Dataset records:

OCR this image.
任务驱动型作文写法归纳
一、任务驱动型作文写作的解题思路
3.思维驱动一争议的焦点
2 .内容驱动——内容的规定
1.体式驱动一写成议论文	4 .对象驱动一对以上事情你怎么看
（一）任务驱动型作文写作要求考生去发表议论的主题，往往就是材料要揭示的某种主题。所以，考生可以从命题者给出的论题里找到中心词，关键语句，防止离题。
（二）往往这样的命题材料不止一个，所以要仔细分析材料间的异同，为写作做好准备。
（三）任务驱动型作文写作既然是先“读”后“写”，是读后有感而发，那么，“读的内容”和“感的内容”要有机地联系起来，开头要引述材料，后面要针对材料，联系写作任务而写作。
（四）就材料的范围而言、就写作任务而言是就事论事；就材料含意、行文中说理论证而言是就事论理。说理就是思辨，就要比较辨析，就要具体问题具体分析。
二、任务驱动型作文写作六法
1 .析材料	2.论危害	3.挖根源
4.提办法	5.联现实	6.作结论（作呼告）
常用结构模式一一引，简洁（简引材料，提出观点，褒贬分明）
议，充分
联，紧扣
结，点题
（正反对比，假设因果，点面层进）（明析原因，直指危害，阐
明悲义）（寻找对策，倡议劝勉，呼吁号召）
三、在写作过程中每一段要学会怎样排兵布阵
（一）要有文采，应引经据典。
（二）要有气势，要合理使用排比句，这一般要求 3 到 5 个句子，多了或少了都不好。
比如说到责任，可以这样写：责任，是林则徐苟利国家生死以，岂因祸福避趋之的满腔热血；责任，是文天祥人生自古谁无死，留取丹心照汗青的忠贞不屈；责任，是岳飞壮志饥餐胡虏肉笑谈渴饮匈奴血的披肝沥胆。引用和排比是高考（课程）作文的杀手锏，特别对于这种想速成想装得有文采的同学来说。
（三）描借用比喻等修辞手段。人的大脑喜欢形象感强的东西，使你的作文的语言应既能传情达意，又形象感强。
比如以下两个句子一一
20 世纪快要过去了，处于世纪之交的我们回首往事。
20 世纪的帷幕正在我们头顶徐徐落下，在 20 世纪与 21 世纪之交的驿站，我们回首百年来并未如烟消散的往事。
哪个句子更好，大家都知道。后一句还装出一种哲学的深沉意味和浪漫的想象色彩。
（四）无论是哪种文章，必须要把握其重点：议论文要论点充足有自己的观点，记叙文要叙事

» TASK INSTRUCTIONS: Please copy out each record, character for character.

» EXERCISE RESPONSE:
OCR this image.
任务驱动型作文写法归纳
一、任务驱动型作文写作的解题思路
3.思维驱动一争议的焦点
2 .内容驱动——内容的规定
1.体式驱动一写成议论文	4 .对象驱动一对以上事情你怎么看
（一）任务驱动型作文写作要求考生去发表议论的主题，往往就是材料要揭示的某种主题。所以，考生可以从命题者给出的论题里找到中心词，关键语句，防止离题。
（二）往往这样的命题材料不止一个，所以要仔细分析材料间的异同，为写作做好准备。
（三）任务驱动型作文写作既然是先“读”后“写”，是读后有感而发，那么，“读的内容”和“感的内容”要有机地联系起来，开头要引述材料，后面要针对材料，联系写作任务而写作。
（四）就材料的范围而言、就写作任务而言是就事论事；就材料含意、行文中说理论证而言是就事论理。说理就是思辨，就要比较辨析，就要具体问题具体分析。
二、任务驱动型作文写作六法
1 .析材料	2.论危害	3.挖根源
4.提办法	5.联现实	6.作结论（作呼告）
常用结构模式一一引，简洁（简引材料，提出观点，褒贬分明）
议，充分
联，紧扣
结，点题
（正反对比，假设因果，点面层进）（明析原因，直指危害，阐
明悲义）（寻找对策，倡议劝勉，呼吁号召）
三、在写作过程中每一段要学会怎样排兵布阵
（一）要有文采，应引经据典。
（二）要有气势，要合理使用排比句，这一般要求 3 到 5 个句子，多了或少了都不好。
比如说到责任，可以这样写：责任，是林则徐苟利国家生死以，岂因祸福避趋之的满腔热血；责任，是文天祥人生自古谁无死，留取丹心照汗青的忠贞不屈；责任，是岳飞壮志饥餐胡虏肉笑谈渴饮匈奴血的披肝沥胆。引用和排比是高考（课程）作文的杀手锏，特别对于这种想速成想装得有文采的同学来说。
（三）描借用比喻等修辞手段。人的大脑喜欢形象感强的东西，使你的作文的语言应既能传情达意，又形象感强。
比如以下两个句子一一
20 世纪快要过去了，处于世纪之交的我们回首往事。
20 世纪的帷幕正在我们头顶徐徐落下，在 20 世纪与 21 世纪之交的驿站，我们回首百年来并未如烟消散的往事。
哪个句子更好，大家都知道。后一句还装出一种哲学的深沉意味和浪漫的想象色彩。
（四）无论是哪种文章，必须要把握其重点：议论文要论点充足有自己的观点，记叙文要叙事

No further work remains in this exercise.